>> Begin

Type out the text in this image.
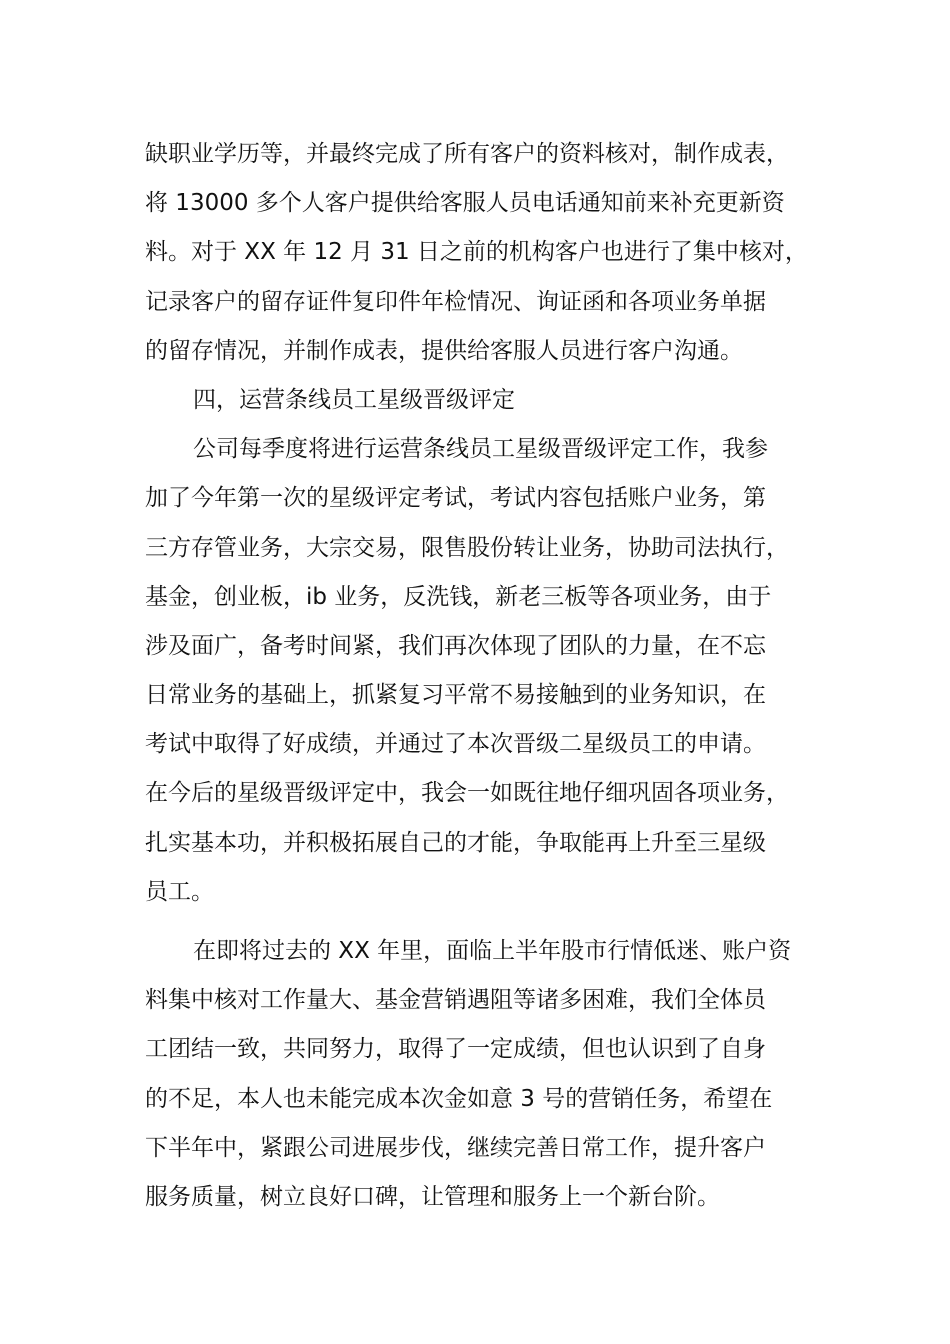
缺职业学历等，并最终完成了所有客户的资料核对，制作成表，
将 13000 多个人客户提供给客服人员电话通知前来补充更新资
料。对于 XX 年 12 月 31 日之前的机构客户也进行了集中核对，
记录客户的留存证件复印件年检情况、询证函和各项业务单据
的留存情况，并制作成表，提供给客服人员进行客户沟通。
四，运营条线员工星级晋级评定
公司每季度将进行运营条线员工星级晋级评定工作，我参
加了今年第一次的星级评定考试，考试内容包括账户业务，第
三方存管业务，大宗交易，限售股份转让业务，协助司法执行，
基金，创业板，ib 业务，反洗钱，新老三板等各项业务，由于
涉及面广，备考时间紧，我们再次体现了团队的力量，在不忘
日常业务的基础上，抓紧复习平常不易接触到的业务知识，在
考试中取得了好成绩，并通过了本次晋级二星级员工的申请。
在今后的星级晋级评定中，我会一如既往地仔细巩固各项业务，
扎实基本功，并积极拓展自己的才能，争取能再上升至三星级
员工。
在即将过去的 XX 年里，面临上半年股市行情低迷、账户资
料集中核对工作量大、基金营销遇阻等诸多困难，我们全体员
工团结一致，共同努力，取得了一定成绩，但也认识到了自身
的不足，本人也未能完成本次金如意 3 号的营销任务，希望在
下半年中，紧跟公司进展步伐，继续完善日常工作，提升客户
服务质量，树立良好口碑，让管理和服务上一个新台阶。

>> End

WHAT IS ASKED: Each entry gets copied exactly; the pictures stay out.

REPLY:
Type out the text in this image.
缺职业学历等，并最终完成了所有客户的资料核对，制作成表，
将 13000 多个人客户提供给客服人员电话通知前来补充更新资
料。对于 XX 年 12 月 31 日之前的机构客户也进行了集中核对，
记录客户的留存证件复印件年检情况、询证函和各项业务单据
的留存情况，并制作成表，提供给客服人员进行客户沟通。
四，运营条线员工星级晋级评定
公司每季度将进行运营条线员工星级晋级评定工作，我参
加了今年第一次的星级评定考试，考试内容包括账户业务，第
三方存管业务，大宗交易，限售股份转让业务，协助司法执行，
基金，创业板，ib 业务，反洗钱，新老三板等各项业务，由于
涉及面广，备考时间紧，我们再次体现了团队的力量，在不忘
日常业务的基础上，抓紧复习平常不易接触到的业务知识，在
考试中取得了好成绩，并通过了本次晋级二星级员工的申请。
在今后的星级晋级评定中，我会一如既往地仔细巩固各项业务，
扎实基本功，并积极拓展自己的才能，争取能再上升至三星级
员工。
在即将过去的 XX 年里，面临上半年股市行情低迷、账户资
料集中核对工作量大、基金营销遇阻等诸多困难，我们全体员
工团结一致，共同努力，取得了一定成绩，但也认识到了自身
的不足，本人也未能完成本次金如意 3 号的营销任务，希望在
下半年中，紧跟公司进展步伐，继续完善日常工作，提升客户
服务质量，树立良好口碑，让管理和服务上一个新台阶。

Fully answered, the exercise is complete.